**Records for the exercise**
* * *
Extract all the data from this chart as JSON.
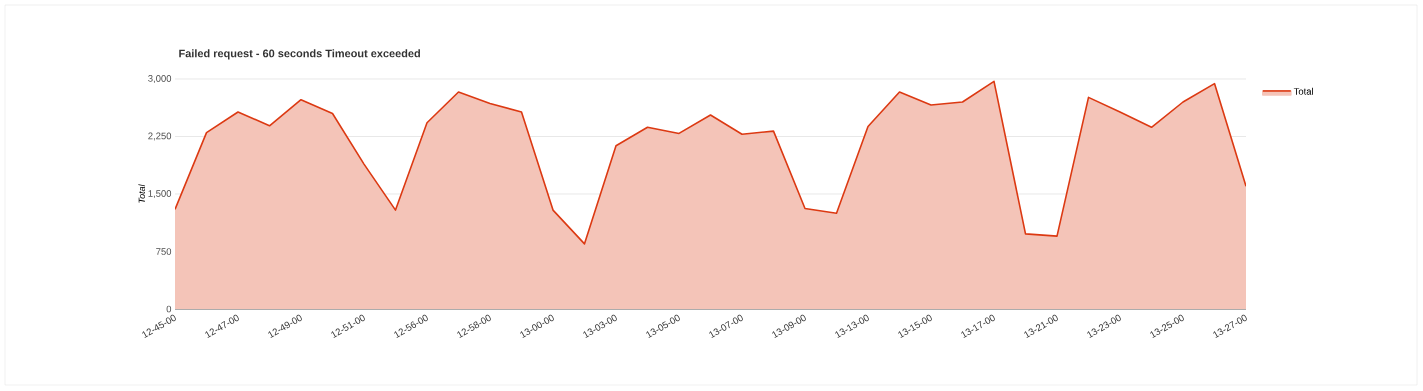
{
  "chart_data": {
    "type": "area",
    "title": "Failed request - 60 seconds Timeout exceeded",
    "ylabel": "Total",
    "categories": [
      "12-45-00",
      null,
      "12-47-00",
      null,
      "12-49-00",
      null,
      "12-51-00",
      null,
      "12-56-00",
      null,
      "12-58-00",
      null,
      "13-00-00",
      null,
      "13-03-00",
      null,
      "13-05-00",
      null,
      "13-07-00",
      null,
      "13-09-00",
      null,
      "13-13-00",
      null,
      "13-15-00",
      null,
      "13-17-00",
      null,
      "13-21-00",
      null,
      "13-23-00",
      null,
      "13-25-00",
      null,
      "13-27-00"
    ],
    "series": [
      {
        "name": "Total",
        "color": "#dc3912",
        "values": [
          1300,
          2300,
          2570,
          2390,
          2730,
          2550,
          1890,
          1290,
          2430,
          2830,
          2680,
          2570,
          1290,
          850,
          2130,
          2370,
          2290,
          2530,
          2280,
          2320,
          1310,
          1250,
          2380,
          2830,
          2660,
          2700,
          2970,
          980,
          950,
          2760,
          2570,
          2370,
          2700,
          2940,
          1600
        ]
      }
    ],
    "ylim": [
      0,
      3000
    ],
    "yticks": [
      0,
      750,
      {
        "value": 1500,
        "label": "1,500"
      },
      {
        "value": 2250,
        "label": "2,250"
      },
      {
        "value": 3000,
        "label": "3,000"
      }
    ],
    "grid": "y",
    "legend": "top right"
  }
}
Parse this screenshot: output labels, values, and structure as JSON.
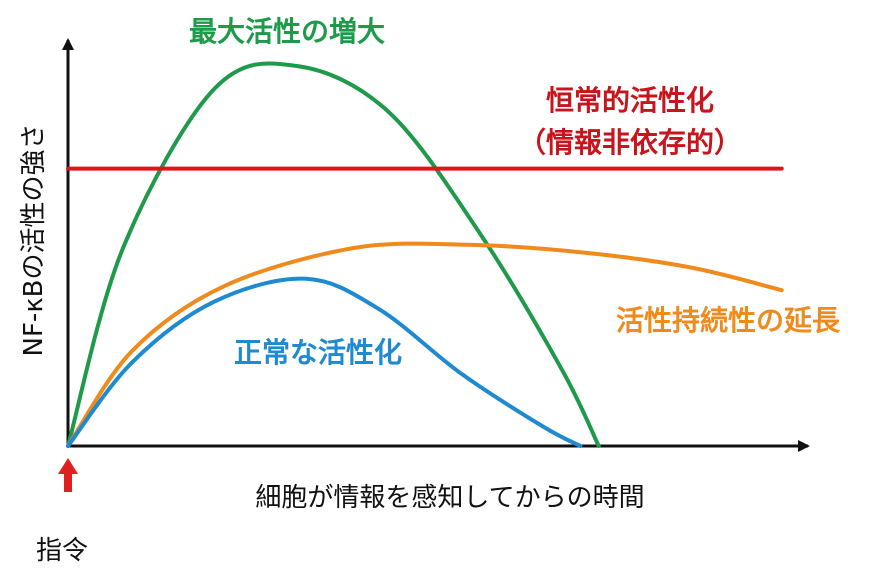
* * *
**Aim of the task**
Using the records above, copy every line that has the word "JSON" in it.

**Output for this exercise**
Extract all the data from this chart as JSON.
Parse this screenshot: output labels, values, and structure as JSON.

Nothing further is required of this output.